Given request: Search the material and gather each line with "Percentage" in it.

** Start Data extract **

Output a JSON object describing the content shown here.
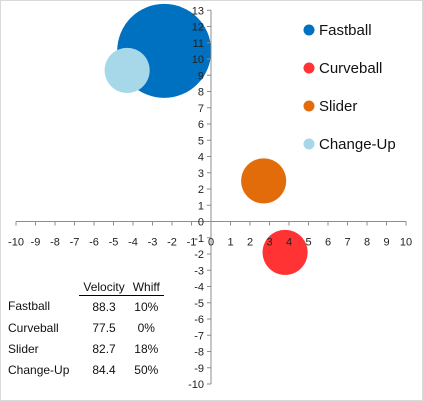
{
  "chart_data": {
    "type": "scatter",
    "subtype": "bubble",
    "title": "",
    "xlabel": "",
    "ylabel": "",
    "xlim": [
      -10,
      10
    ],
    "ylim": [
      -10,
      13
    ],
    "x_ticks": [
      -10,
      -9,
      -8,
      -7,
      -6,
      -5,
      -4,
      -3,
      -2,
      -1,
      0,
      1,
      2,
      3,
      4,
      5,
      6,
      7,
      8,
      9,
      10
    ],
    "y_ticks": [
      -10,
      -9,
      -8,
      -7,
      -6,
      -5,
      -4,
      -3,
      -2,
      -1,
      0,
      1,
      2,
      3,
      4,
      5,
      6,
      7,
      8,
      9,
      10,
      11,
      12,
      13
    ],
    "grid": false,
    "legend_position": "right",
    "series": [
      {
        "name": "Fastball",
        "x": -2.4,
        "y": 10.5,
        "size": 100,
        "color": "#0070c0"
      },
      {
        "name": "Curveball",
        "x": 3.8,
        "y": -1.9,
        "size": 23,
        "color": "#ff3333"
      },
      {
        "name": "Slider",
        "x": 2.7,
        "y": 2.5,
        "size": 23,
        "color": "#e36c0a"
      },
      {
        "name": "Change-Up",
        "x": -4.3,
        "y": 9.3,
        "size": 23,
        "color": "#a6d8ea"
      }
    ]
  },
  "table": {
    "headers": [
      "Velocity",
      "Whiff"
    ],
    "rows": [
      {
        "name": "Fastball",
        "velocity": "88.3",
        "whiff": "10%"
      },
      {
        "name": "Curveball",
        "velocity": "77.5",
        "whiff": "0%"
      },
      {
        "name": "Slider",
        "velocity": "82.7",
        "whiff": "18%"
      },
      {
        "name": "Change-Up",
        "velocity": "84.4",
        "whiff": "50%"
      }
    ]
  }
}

** End Data extract **
** Start Data extract **

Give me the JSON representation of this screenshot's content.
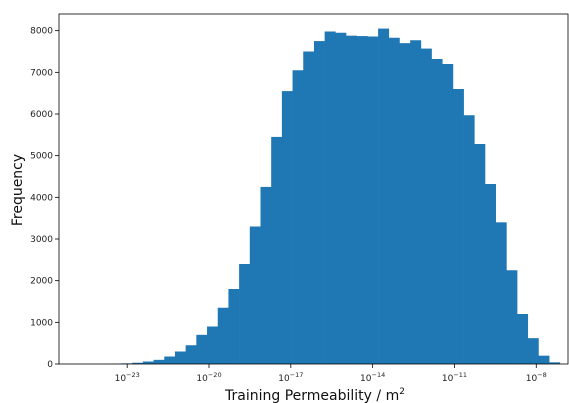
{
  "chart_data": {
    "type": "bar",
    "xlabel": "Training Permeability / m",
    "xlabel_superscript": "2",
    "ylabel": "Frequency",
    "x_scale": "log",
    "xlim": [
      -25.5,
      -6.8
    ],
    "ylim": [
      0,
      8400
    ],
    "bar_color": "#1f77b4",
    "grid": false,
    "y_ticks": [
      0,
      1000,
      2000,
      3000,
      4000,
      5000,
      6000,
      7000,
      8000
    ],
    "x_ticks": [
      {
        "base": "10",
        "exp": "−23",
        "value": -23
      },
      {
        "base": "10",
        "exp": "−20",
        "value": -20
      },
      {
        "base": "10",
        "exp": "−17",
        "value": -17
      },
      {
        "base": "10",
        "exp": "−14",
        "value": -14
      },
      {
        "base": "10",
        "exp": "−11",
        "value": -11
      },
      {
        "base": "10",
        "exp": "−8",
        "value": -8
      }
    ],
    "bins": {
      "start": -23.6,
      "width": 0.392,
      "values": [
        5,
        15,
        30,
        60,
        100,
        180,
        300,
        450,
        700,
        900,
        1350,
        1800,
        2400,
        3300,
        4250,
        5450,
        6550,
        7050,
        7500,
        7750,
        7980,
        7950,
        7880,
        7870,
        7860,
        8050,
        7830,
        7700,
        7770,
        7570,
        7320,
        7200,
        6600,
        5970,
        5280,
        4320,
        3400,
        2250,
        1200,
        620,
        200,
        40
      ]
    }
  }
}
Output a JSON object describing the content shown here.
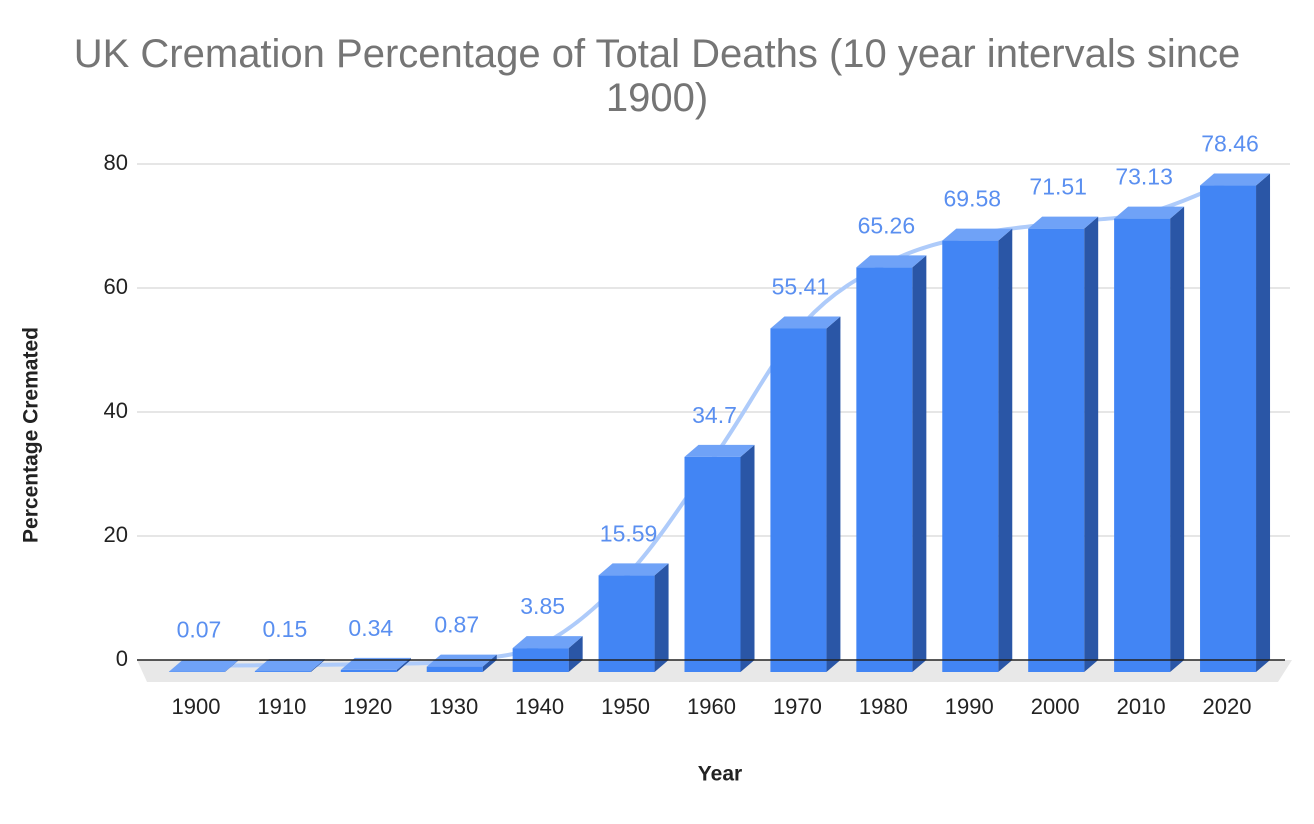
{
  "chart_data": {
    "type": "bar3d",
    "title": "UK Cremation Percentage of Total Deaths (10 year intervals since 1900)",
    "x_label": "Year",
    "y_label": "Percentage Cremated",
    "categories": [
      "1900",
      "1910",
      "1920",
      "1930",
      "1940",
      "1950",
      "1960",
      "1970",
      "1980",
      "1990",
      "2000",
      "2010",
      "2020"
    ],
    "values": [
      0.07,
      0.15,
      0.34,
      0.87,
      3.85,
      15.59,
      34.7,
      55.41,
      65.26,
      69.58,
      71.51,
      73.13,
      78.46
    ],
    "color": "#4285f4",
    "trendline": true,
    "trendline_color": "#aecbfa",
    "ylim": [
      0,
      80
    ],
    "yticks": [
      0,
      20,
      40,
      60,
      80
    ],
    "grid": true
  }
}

** End Data extract **

Full output:
    "title": "UK Cremation Percentage of Total Deaths (10 year intervals since 1900)",
    "y_label": "Percentage Cremated",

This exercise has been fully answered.